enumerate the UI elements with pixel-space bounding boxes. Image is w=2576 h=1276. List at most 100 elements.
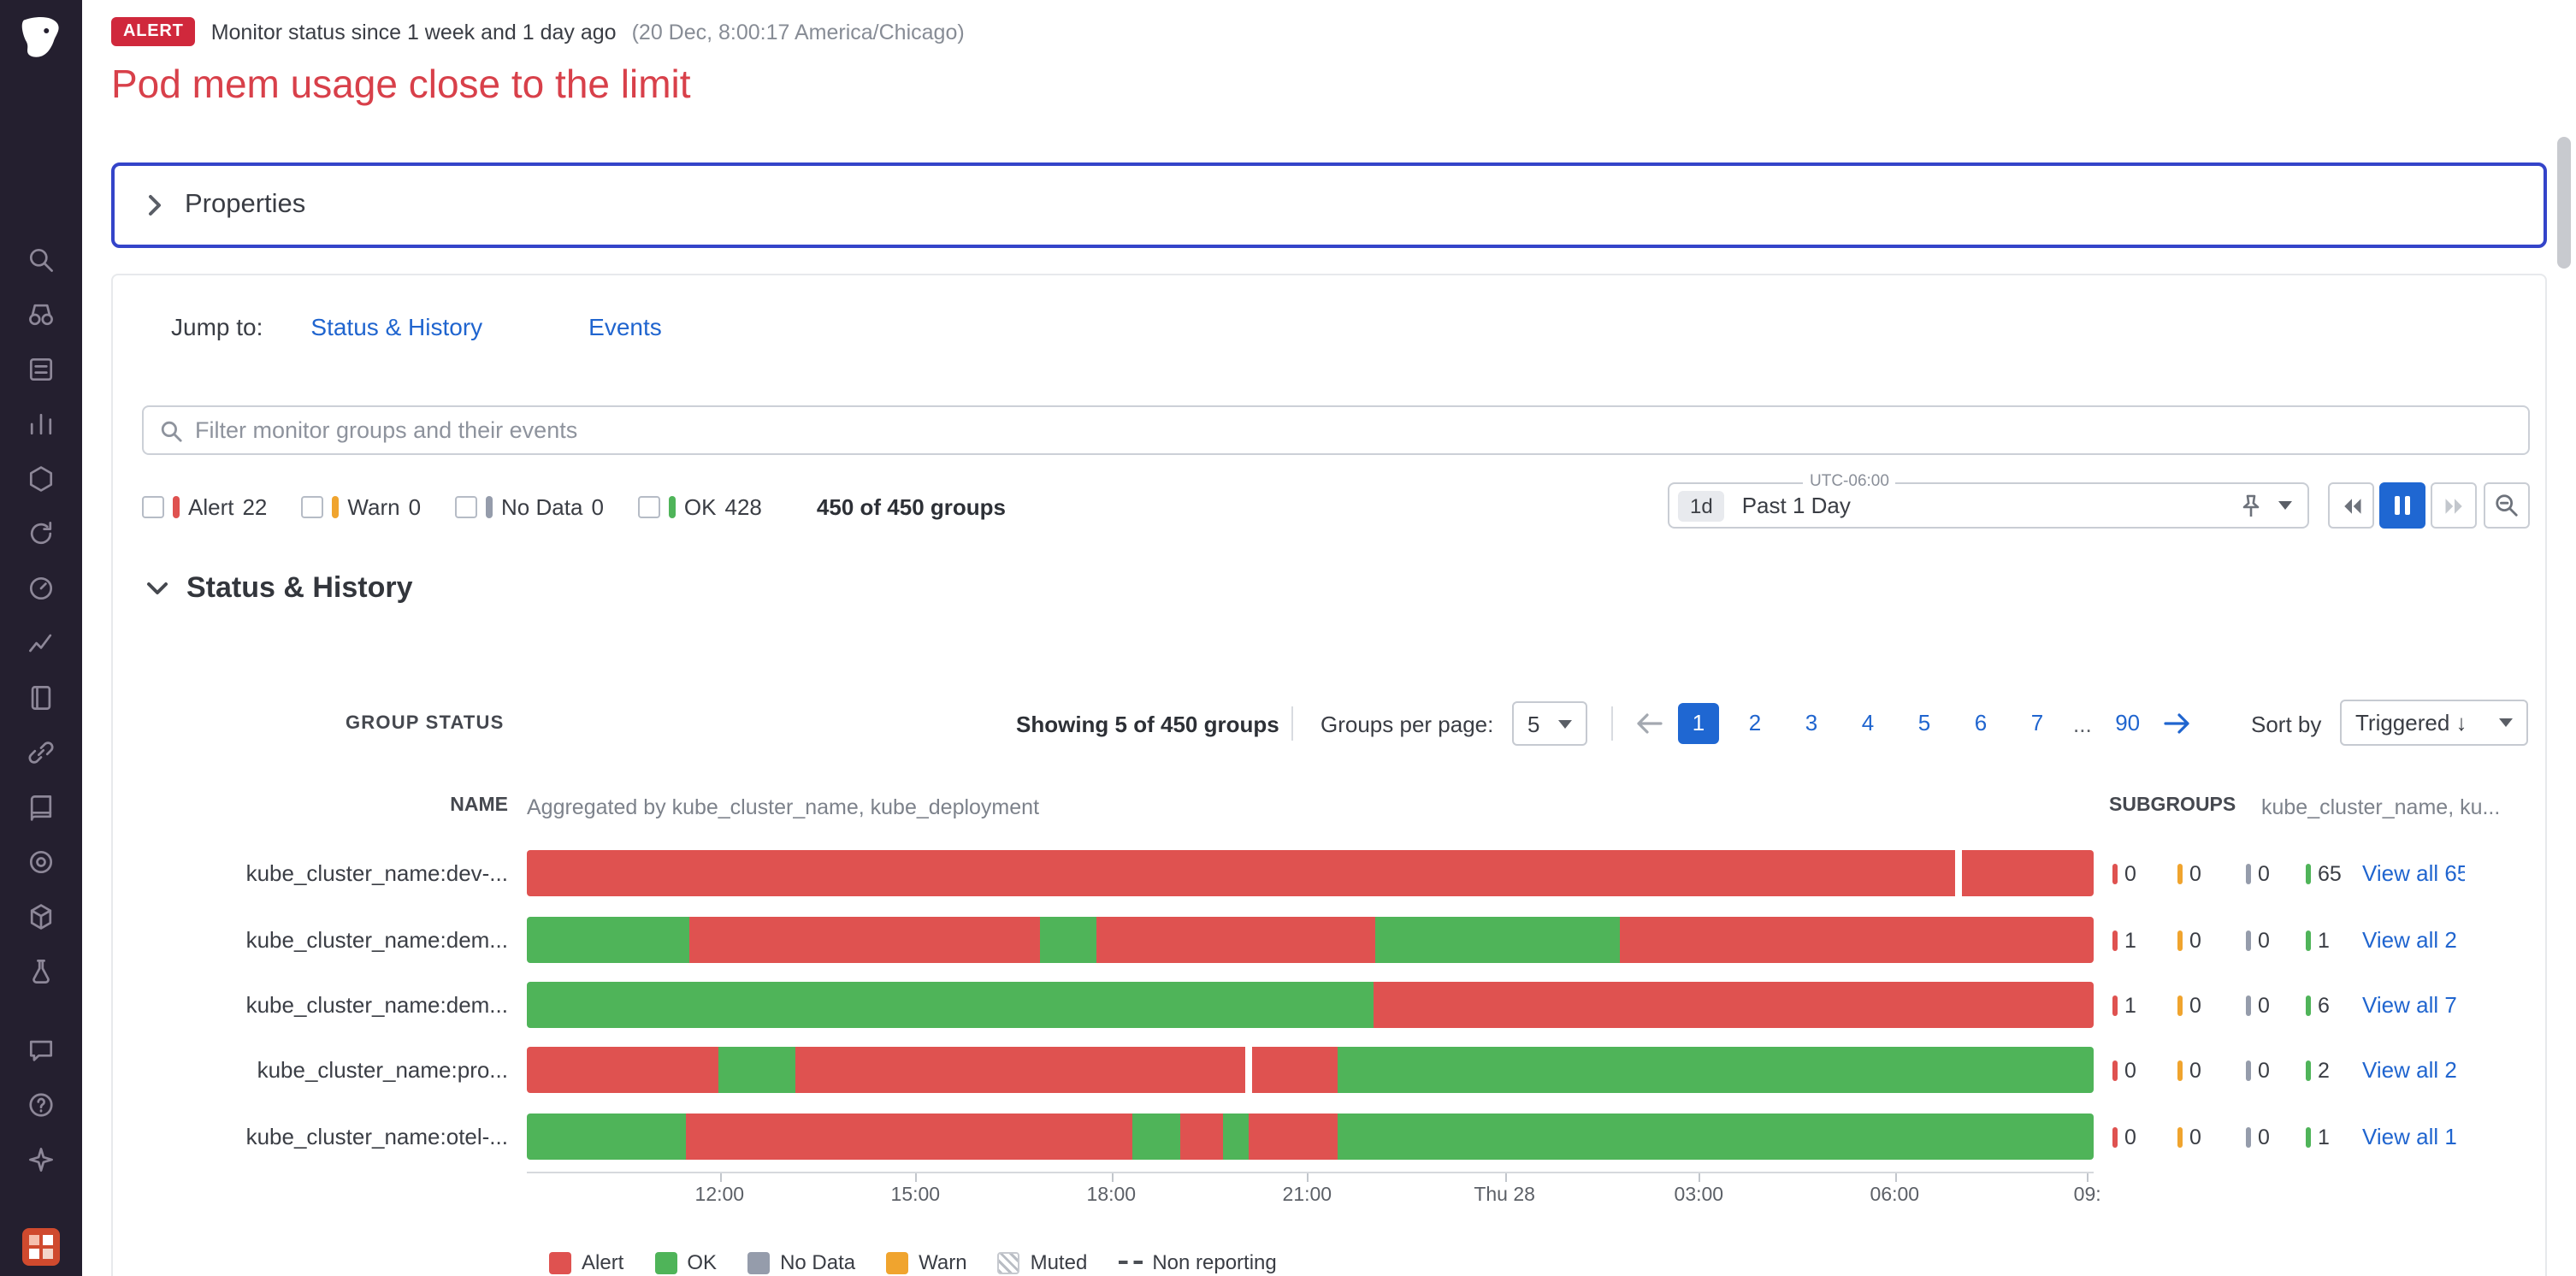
status-timeline-bar[interactable] [527, 1114, 2094, 1160]
table-row: kube_cluster_name:pro... 0 0 0 2 View all 2 [113, 1047, 2549, 1093]
filter-warn[interactable]: Warn 0 [301, 493, 421, 519]
group-name[interactable]: kube_cluster_name:dem... [245, 992, 508, 1018]
jump-link-status-history[interactable]: Status & History [310, 313, 483, 340]
color-swatch-icon [654, 1251, 677, 1273]
status-timeline-bar[interactable] [527, 982, 2094, 1028]
axis-tick [1111, 1173, 1114, 1182]
events-list-icon[interactable] [24, 352, 58, 385]
jump-link-events[interactable]: Events [588, 313, 662, 340]
security-cube-icon[interactable] [24, 900, 58, 932]
time-range-selector[interactable]: UTC-06:00 1d Past 1 Day [1668, 472, 2309, 529]
count-value: 1 [2124, 993, 2136, 1017]
pin-icon[interactable] [2241, 493, 2261, 517]
properties-expander[interactable]: Properties [111, 162, 2547, 248]
time-range-chip[interactable]: 1d [1678, 490, 1725, 521]
filter-count: 0 [591, 493, 604, 519]
count-value: 0 [2258, 861, 2270, 885]
status-history-expander[interactable]: Status & History [145, 571, 413, 606]
prev-page-arrow[interactable] [1635, 712, 1663, 735]
checkbox[interactable] [142, 495, 164, 517]
whats-new-sparkle-icon[interactable] [24, 1143, 58, 1175]
checkbox[interactable] [455, 495, 478, 517]
watchdog-icon[interactable] [24, 517, 58, 549]
group-name[interactable]: kube_cluster_name:dev-... [245, 860, 508, 886]
notebooks-icon[interactable] [24, 681, 58, 713]
group-name[interactable]: kube_cluster_name:otel-... [245, 1124, 508, 1149]
status-pill [2112, 1060, 2118, 1080]
page-3[interactable]: 3 [1805, 710, 1818, 735]
filter-no_data[interactable]: No Data 0 [455, 493, 604, 519]
bar-segment-ok [527, 982, 1374, 1028]
monitor-status-timestamp: (20 Dec, 8:00:17 America/Chicago) [631, 20, 965, 44]
help-icon[interactable] [24, 1088, 58, 1120]
subgroup-count-alert: 0 [2112, 1047, 2136, 1093]
sort-value: Triggered ↓ [2355, 710, 2467, 735]
color-swatch-icon [549, 1251, 571, 1273]
table-row: kube_cluster_name:dem... 1 0 0 1 View all 2 [113, 917, 2549, 963]
page-6[interactable]: 6 [1974, 710, 1988, 735]
infrastructure-icon[interactable] [24, 462, 58, 494]
view-all-link[interactable]: View all 1 [2362, 1124, 2457, 1149]
next-page-arrow[interactable] [2164, 712, 2191, 735]
bar-segment-gap [1244, 1047, 1253, 1093]
status-timeline-bar[interactable] [527, 1047, 2094, 1093]
filter-input[interactable] [195, 417, 2513, 443]
integrations-link-icon[interactable] [24, 735, 58, 768]
group-name[interactable]: kube_cluster_name:pro... [257, 1057, 508, 1083]
pause-button[interactable] [2379, 482, 2425, 529]
page-90[interactable]: 90 [2115, 710, 2141, 735]
color-swatch-icon [886, 1251, 909, 1273]
per-page-select[interactable]: 5 [1512, 701, 1587, 746]
checkbox[interactable] [637, 495, 660, 517]
chart-legend: Alert OK No Data Warn Muted Non reporting [549, 1250, 1277, 1274]
datadog-logo-icon[interactable] [15, 14, 67, 65]
page-2[interactable]: 2 [1748, 710, 1762, 735]
zoom-out-button[interactable] [2484, 482, 2530, 529]
view-all-link[interactable]: View all 7 [2362, 992, 2457, 1018]
subgroup-count-no_data: 0 [2246, 1047, 2270, 1093]
sort-select[interactable]: Triggered ↓ [2340, 700, 2528, 746]
status-pill [2177, 1126, 2183, 1147]
page-1[interactable]: 1 [1678, 703, 1719, 744]
monitors-binoculars-icon[interactable] [24, 298, 58, 330]
view-all-link[interactable]: View all 2 [2362, 1057, 2457, 1083]
checkbox[interactable] [301, 495, 324, 517]
bar-segment-ok [718, 1047, 795, 1093]
filter-label: No Data [501, 493, 583, 519]
view-all-link[interactable]: View all 65 [2362, 860, 2465, 886]
dashboards-chart-icon[interactable] [24, 407, 58, 440]
count-value: 0 [2258, 993, 2270, 1017]
ci-circles-icon[interactable] [24, 845, 58, 877]
group-filter-search [142, 405, 2530, 455]
forward-button[interactable] [2431, 482, 2477, 529]
axis-tick [915, 1173, 918, 1182]
bar-segment-alert [1962, 850, 2094, 896]
chat-icon[interactable] [24, 1033, 58, 1066]
bar-segment-alert [795, 1047, 1245, 1093]
apm-gauge-icon[interactable] [24, 571, 58, 604]
group-name[interactable]: kube_cluster_name:dem... [245, 927, 508, 953]
search-icon[interactable] [24, 243, 58, 275]
filter-alert[interactable]: Alert 22 [142, 493, 267, 519]
view-all-link[interactable]: View all 2 [2362, 927, 2457, 953]
bar-segment-ok [1039, 917, 1097, 963]
rewind-button[interactable] [2328, 482, 2374, 529]
metrics-line-icon[interactable] [24, 626, 58, 659]
logs-book-icon[interactable] [24, 790, 58, 823]
bar-segment-alert [1620, 917, 2094, 963]
dashed-line-icon [1118, 1261, 1143, 1264]
filter-ok[interactable]: OK 428 [637, 493, 762, 519]
subgroup-count-ok: 6 [2306, 982, 2330, 1028]
synthetics-flask-icon[interactable] [24, 954, 58, 987]
count-value: 0 [2189, 993, 2201, 1017]
bar-segment-alert [1179, 1114, 1223, 1160]
status-timeline-bar[interactable] [527, 850, 2094, 896]
page-7[interactable]: 7 [2030, 710, 2044, 735]
bar-segment-alert [1373, 982, 2094, 1028]
status-timeline-bar[interactable] [527, 917, 2094, 963]
count-value: 0 [2189, 1058, 2201, 1082]
page-4[interactable]: 4 [1861, 710, 1875, 735]
page-5[interactable]: 5 [1917, 710, 1931, 735]
trial-app-icon[interactable] [22, 1228, 60, 1266]
vertical-scrollbar-thumb[interactable] [2557, 137, 2571, 269]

__GIVEN REQUEST__: Extract every line in the records above that contains the string "expander".

__ANSWER FOR THE TASK__:
properties-expander[interactable]: Properties [111, 162, 2547, 248]
status-history-expander[interactable]: Status & History [145, 571, 413, 606]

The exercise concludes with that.